What you should do
Wherever a line below holds the word "data", copy that line.

Excerpted records
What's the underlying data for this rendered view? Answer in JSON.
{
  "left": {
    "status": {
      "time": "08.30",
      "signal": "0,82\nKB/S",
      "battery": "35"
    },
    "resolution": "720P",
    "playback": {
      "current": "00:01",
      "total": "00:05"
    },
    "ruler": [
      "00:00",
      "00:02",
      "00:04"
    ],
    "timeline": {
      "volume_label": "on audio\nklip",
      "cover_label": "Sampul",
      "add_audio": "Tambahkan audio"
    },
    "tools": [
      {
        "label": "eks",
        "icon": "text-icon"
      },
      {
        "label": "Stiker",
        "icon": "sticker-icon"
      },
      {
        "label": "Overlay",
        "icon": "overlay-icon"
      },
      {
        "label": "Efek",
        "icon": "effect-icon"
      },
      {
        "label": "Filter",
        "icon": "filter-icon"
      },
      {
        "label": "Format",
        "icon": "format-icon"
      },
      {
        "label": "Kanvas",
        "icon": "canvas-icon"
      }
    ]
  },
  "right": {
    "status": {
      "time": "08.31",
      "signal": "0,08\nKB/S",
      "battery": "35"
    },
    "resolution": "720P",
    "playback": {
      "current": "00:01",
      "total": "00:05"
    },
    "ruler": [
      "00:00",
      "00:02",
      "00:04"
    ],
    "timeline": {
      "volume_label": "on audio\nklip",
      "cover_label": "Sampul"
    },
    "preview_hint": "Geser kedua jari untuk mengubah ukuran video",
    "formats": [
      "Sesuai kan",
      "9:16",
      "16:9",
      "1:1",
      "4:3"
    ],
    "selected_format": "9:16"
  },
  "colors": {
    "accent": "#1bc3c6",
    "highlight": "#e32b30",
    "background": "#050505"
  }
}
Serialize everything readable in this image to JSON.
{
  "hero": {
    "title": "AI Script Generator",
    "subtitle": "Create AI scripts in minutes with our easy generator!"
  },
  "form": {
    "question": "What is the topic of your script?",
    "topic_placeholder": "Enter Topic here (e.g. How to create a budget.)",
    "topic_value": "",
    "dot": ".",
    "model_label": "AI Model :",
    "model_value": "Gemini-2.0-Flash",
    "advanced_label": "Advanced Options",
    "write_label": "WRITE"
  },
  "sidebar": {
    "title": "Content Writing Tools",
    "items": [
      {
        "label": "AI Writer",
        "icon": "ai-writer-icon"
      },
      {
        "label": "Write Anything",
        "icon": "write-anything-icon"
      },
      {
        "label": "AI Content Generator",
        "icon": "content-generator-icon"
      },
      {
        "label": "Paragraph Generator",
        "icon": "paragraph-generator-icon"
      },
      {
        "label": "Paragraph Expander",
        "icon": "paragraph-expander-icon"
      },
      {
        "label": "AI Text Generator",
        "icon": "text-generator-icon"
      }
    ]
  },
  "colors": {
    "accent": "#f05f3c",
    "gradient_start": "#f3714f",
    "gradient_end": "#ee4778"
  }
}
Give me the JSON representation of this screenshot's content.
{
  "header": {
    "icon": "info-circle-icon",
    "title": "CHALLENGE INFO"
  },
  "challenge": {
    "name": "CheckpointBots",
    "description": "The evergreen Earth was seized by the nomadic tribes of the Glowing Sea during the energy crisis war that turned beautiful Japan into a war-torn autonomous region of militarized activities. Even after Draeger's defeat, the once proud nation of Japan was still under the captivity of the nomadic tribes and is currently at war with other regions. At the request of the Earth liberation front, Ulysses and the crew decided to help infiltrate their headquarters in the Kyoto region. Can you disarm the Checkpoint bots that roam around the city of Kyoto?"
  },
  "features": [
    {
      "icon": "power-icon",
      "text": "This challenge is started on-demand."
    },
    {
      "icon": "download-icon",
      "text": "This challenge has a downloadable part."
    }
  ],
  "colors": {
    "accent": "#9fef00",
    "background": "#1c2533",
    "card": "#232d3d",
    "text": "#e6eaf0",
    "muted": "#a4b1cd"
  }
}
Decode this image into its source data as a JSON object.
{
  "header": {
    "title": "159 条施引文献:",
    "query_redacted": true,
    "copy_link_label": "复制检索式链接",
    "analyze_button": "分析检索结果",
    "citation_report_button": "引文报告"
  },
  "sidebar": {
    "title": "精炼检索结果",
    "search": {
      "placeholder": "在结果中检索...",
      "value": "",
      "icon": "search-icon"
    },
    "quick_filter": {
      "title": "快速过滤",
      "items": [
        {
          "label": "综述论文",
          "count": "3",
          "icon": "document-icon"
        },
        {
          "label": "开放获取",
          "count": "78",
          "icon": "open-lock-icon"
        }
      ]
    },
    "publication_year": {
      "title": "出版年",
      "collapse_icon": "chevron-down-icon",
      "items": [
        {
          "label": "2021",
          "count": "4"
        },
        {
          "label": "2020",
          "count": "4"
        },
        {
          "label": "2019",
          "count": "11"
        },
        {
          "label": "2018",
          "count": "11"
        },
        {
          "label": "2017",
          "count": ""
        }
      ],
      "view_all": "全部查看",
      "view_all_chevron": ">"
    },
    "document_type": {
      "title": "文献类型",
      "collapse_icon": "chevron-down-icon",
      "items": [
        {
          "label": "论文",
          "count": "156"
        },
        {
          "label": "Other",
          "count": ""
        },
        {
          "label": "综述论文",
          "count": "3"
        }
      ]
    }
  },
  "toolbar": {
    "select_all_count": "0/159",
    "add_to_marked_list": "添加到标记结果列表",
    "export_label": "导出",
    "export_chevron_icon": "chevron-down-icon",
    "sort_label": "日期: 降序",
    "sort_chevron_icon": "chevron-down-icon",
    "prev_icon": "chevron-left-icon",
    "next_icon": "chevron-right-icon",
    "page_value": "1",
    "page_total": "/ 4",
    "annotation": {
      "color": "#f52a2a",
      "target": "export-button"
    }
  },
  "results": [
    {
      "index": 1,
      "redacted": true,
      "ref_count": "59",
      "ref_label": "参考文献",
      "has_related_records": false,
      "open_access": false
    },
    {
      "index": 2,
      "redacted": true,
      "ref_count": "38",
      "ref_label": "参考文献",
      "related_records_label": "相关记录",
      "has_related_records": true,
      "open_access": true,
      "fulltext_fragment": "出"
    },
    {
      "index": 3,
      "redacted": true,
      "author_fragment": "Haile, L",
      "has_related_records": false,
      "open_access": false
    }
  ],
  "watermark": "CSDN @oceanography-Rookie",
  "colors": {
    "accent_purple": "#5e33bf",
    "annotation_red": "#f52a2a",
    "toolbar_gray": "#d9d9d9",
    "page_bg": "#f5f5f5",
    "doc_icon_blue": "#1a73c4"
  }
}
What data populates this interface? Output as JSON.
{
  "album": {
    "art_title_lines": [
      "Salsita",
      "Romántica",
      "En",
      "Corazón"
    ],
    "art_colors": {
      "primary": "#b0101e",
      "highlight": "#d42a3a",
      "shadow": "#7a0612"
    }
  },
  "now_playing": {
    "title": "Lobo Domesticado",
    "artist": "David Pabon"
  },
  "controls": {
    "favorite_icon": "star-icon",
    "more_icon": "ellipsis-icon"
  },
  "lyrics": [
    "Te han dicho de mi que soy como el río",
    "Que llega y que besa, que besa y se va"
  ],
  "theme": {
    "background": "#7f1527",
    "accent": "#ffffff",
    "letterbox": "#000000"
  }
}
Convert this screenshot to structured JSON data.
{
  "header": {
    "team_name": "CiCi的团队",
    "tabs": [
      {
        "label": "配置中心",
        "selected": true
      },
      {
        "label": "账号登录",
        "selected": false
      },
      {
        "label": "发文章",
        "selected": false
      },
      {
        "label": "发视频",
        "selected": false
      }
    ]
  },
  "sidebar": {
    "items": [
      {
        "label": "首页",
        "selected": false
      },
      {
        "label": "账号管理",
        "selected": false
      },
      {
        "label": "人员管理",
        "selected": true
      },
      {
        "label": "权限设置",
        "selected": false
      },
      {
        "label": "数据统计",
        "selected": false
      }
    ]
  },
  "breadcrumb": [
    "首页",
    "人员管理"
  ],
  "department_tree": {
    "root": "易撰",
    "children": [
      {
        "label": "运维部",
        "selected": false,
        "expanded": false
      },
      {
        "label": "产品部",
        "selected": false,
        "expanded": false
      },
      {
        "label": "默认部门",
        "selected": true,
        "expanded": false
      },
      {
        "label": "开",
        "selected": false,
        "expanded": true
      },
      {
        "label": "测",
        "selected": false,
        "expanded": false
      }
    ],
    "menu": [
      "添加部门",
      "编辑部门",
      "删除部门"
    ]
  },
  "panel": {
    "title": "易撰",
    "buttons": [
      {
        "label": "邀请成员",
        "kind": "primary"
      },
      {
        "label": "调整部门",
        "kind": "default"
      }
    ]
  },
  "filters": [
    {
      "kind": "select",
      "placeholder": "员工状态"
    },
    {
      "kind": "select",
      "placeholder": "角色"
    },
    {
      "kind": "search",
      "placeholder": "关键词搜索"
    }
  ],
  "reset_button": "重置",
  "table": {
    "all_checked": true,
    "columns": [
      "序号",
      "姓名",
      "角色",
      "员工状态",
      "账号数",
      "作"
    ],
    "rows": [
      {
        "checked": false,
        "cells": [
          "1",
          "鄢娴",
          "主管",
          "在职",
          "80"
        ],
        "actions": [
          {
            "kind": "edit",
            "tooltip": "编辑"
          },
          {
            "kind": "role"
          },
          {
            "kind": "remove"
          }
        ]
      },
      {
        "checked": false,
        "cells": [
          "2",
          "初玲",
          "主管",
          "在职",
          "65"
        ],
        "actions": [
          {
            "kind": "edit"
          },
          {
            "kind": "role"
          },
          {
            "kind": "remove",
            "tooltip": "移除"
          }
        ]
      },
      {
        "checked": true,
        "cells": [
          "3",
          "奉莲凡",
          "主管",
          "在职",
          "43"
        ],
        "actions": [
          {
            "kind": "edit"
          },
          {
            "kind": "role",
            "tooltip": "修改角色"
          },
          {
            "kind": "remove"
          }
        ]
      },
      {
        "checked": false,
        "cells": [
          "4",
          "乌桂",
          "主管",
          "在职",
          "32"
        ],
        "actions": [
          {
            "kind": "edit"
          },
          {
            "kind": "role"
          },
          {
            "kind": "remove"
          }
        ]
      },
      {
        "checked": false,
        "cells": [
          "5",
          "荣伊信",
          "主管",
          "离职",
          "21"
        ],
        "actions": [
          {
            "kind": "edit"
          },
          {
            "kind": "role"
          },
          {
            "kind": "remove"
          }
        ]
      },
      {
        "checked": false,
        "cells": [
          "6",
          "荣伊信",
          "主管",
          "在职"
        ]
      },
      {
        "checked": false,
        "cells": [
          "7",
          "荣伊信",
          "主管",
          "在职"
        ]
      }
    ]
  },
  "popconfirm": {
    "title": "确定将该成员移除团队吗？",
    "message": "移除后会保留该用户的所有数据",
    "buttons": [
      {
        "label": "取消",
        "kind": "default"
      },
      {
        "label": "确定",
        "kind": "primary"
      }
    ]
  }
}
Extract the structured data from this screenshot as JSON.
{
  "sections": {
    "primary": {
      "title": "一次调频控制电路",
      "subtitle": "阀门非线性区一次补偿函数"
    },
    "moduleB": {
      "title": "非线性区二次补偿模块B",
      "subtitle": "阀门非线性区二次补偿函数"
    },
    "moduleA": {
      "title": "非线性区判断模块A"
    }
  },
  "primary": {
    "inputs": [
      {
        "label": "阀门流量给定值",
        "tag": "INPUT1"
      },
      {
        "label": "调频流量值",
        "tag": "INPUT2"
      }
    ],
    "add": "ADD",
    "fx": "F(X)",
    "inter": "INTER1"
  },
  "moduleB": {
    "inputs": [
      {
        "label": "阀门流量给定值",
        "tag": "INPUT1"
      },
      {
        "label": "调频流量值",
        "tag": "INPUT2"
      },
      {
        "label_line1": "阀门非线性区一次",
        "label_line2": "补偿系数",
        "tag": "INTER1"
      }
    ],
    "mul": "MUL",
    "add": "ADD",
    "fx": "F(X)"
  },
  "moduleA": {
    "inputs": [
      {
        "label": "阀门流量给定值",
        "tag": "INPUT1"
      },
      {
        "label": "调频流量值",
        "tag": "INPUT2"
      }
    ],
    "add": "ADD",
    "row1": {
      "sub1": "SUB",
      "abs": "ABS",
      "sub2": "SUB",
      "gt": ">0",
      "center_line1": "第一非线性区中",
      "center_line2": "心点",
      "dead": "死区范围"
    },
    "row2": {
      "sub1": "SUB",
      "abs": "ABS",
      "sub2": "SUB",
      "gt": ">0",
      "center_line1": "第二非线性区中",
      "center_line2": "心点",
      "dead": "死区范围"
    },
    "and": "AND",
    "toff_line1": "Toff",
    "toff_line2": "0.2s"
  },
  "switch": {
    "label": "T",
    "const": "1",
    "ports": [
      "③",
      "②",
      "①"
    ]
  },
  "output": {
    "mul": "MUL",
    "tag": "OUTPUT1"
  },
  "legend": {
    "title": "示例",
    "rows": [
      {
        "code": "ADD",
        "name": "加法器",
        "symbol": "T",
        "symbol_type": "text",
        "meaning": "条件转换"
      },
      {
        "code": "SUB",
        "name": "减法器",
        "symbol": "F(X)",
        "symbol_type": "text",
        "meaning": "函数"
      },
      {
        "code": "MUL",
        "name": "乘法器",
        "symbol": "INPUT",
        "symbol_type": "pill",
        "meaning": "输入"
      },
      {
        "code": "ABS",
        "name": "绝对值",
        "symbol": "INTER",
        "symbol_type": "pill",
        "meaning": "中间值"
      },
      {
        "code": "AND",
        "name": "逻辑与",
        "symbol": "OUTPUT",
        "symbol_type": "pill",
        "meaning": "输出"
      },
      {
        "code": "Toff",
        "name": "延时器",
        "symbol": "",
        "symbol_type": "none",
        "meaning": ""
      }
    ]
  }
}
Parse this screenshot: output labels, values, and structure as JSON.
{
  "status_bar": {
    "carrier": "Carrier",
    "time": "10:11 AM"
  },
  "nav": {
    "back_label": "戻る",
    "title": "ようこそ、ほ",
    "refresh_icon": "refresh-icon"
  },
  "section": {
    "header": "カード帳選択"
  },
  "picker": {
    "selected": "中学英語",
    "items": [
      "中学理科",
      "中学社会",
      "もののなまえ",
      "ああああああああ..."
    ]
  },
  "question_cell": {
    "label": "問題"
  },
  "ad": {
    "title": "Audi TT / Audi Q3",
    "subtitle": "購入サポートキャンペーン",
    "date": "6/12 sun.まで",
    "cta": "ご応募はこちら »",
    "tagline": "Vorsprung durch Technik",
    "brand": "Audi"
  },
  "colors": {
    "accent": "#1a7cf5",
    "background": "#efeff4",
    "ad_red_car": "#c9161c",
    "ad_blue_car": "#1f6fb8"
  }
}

Response to the exercise
What's the underlying data for this rendered view? Answer in JSON.
Decode this image into its source data as a JSON object.
What data populates this interface? Output as JSON.
Convert this screenshot to structured JSON data.
Extract the structured data from this screenshot as JSON.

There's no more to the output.